*ARTICLE*
>>
Tuesday, 23 May 2006
Seanad Eireann Debate
Ms White: I thank the Minister of State for taking this matter on the Adjournment. I am asking the Minister for Justice, Equality and Law Reform to outline his plans for specific legislation to outlaw the abhorrent trafficking of women for sex, as recommended in the report of the Department of Justice, Equality and Law Reform and the Garda Síochána working group on trafficking in human beings, published on 5 May 2006.
The trafficking of human beings for sexual exploitation is not a new phenomenon, but in recent times it has become a problem for Ireland on a scale never seen before. I understand that the Department of Justice, Equality and Law Reform is in the process of preparing legislation to bring Ireland into compliance with EU directives and that legislation to make human trafficking for sexual exploitation a specific offence is forthcoming. I wish to underline the seriousness of the problem and to implore the Minister to introduce legislation. We have slipped up in not implementing the EU directives before now. We need legislation that will not only punish those responsible but will also facilitate the prevention and reporting of this appalling crime.
As immigration becomes a normal feature of Irish life, we must be careful that we do not create a culture where immigrants who have been brought into this country illegally are afraid to come forward to report that they are being abused and exploited. We must not allow our immigration policy to prevent us from ensuring that the human rights of every person in our jurisdiction are protected to the maximum extent possible. This is never more important than when considering the plight faced by young women brought into this country illegally to work in the sex trade. We must combat the misconception that this trade is one that women enter into of their own free will.
Often, young women are taken from their homes and families in eastern Europe, seduced by the promise of a better life, only to be reduced to slavery by evil people. The young women are told that members of their family will be killed if they try to escape and they are fed lies about what the Irish authorities will do if they go to them for help.
We must ensure that everyone in Ireland knows that their rights are absolute and that they will be treated with compassion and respect by the authorities. Creating such an environment necessitates acknowledging that the trafficking of human beings for sex is an issue in Ireland, alerting all Irish people to the problem, explaining the seriousness of the situation and the appalling abuse of women and children that the sex trade entails and encouraging people to report any suspicions they may have.
I implore the Minister to do everything in his power to create a situation where victims of sex trafficking are treated as victims and not criminals. We must stamp out the sex trade in Ireland immediately.
Mr. Gallagher: I thank Senator White for raising this important issue and for giving me the opportunity to respond on behalf of the Minister for Justice, Equality and Law Reform who could not be here tonight, for which he sends his apologies to the House and to Senator White.
I wish to make clear to the House the Government’s commitment to dealing with trafficking in human beings. Human trafficking is a form of modern-day slavery. It is a growing international crime which has become a major global business for organised crime groups and networks.
I assure the House that action is being taken to combat this crime, which is being taken very seriously by my Department and the Garda Síochána. The Garda Síochána is very proactive in this area and from its intelligence gathering, surveillance and investigations to date, it reports that there is no evidence to suggest that trafficking of persons into Ireland for the purposes of sexual exploitation is widespread. To date, Garda operations have uncovered a small number of trafficking cases.
<<
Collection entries
>>
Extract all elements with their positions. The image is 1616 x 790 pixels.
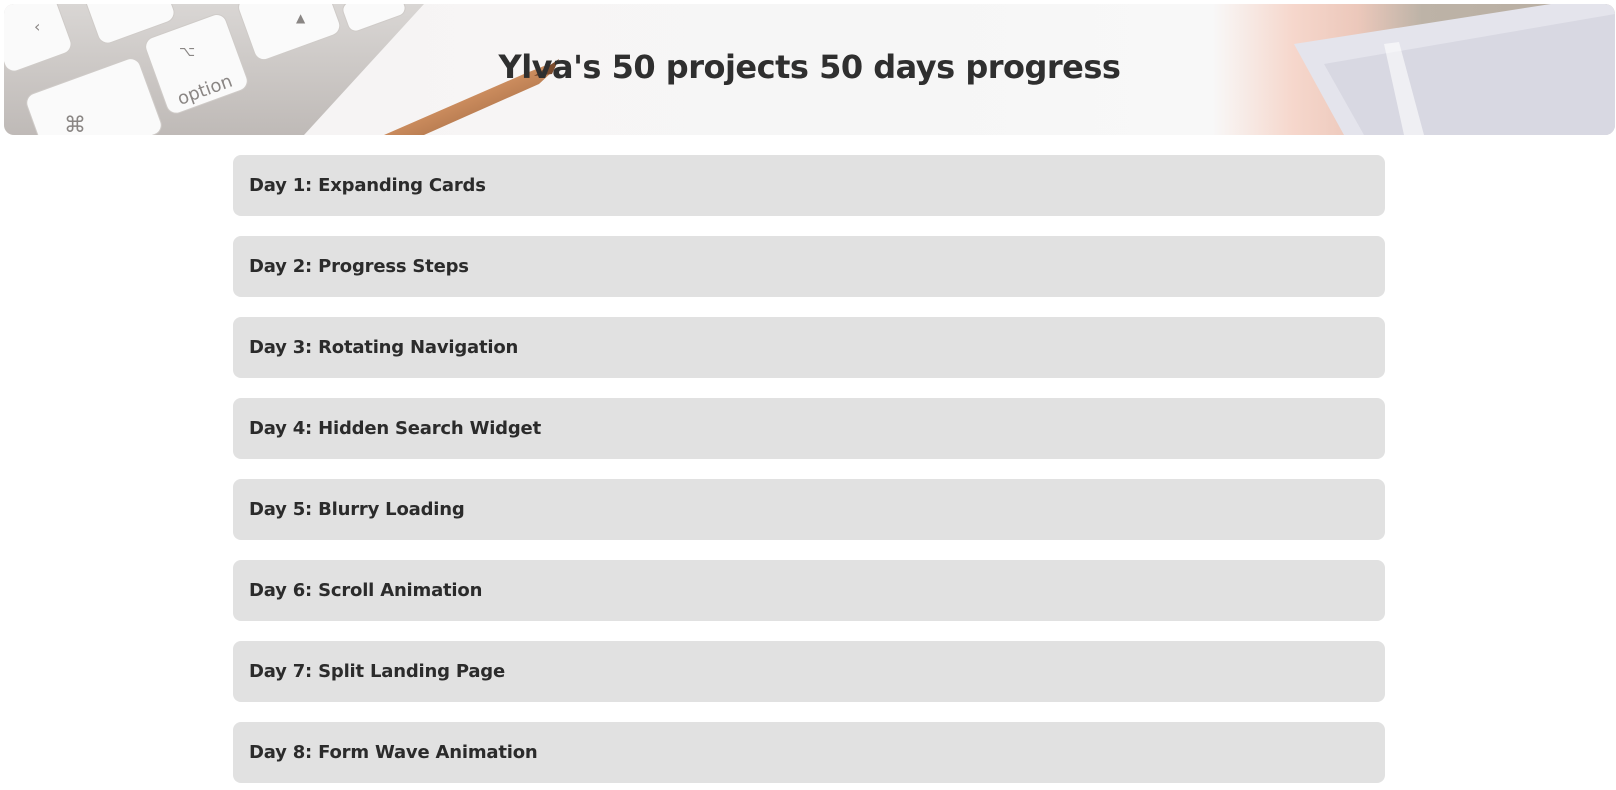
project-item-label: Day 2: Progress Steps [249, 256, 469, 277]
page-title: Ylva's 50 projects 50 days progress [498, 48, 1121, 86]
project-item-day-6[interactable]: Day 6: Scroll Animation [233, 560, 1385, 621]
project-item-day-7[interactable]: Day 7: Split Landing Page [233, 641, 1385, 702]
project-item-label: Day 8: Form Wave Animation [249, 742, 538, 763]
project-item-label: Day 1: Expanding Cards [249, 175, 486, 196]
command-key-symbol: ⌘ [64, 113, 86, 135]
project-item-day-4[interactable]: Day 4: Hidden Search Widget [233, 398, 1385, 459]
header-banner: option ⌘ ‹ ▲ ⌥ Ylva's 50 projects 50 day… [4, 4, 1615, 135]
project-item-label: Day 5: Blurry Loading [249, 499, 465, 520]
project-item-day-5[interactable]: Day 5: Blurry Loading [233, 479, 1385, 540]
project-item-day-1[interactable]: Day 1: Expanding Cards [233, 155, 1385, 216]
svg-text:▲: ▲ [296, 11, 306, 25]
svg-text:‹: ‹ [34, 17, 40, 36]
project-list: Day 1: Expanding Cards Day 2: Progress S… [233, 155, 1385, 790]
project-item-label: Day 4: Hidden Search Widget [249, 418, 541, 439]
project-item-day-3[interactable]: Day 3: Rotating Navigation [233, 317, 1385, 378]
project-item-label: Day 6: Scroll Animation [249, 580, 483, 601]
project-item-day-2[interactable]: Day 2: Progress Steps [233, 236, 1385, 297]
project-item-label: Day 3: Rotating Navigation [249, 337, 519, 358]
project-item-day-8[interactable]: Day 8: Form Wave Animation [233, 722, 1385, 783]
project-item-label: Day 7: Split Landing Page [249, 661, 505, 682]
page: option ⌘ ‹ ▲ ⌥ Ylva's 50 projects 50 day… [0, 0, 1616, 790]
<<
*WORK INSTRUCTIONS*
**A)** Transcribe the part of the Seanad debate starting with "The trafficking of human beings for sexual" and going on through "this appalling crime.".
**B)** Repeat word for word the lines of the rows, starting with the line with "project-item-label: Day 2: Progress" and going on through the line with "header-banner: option ⌘".
These rows are unrelated to the Seanad debate.

*THE REPLIES*
**A)**
The trafficking of human beings for sexual exploitation is not a new phenomenon, but in recent times it has become a problem for Ireland on a scale never seen before. I understand that the Department of Justice, Equality and Law Reform is in the process of preparing legislation to bring Ireland into compliance with EU directives and that legislation to make human trafficking for sexual exploitation a specific offence is forthcoming. I wish to underline the seriousness of the problem and to implore the Minister to introduce legislation. We have slipped up in not implementing the EU directives before now. We need legislation that will not only punish those responsible but will also facilitate the prevention and reporting of this appalling crime.

**B)**
project-item-label: Day 2: Progress Steps [249, 256, 469, 277]
page-title: Ylva's 50 projects 50 days progress [498, 48, 1121, 86]
project-item-day-6[interactable]: Day 6: Scroll Animation [233, 560, 1385, 621]
project-item-day-7[interactable]: Day 7: Split Landing Page [233, 641, 1385, 702]
project-item-label: Day 8: Form Wave Animation [249, 742, 538, 763]
project-item-label: Day 1: Expanding Cards [249, 175, 486, 196]
command-key-symbol: ⌘ [64, 113, 86, 135]
project-item-day-4[interactable]: Day 4: Hidden Search Widget [233, 398, 1385, 459]
header-banner: option ⌘ ‹ ▲ ⌥ Ylva's 50 projects 50 day… [4, 4, 1615, 135]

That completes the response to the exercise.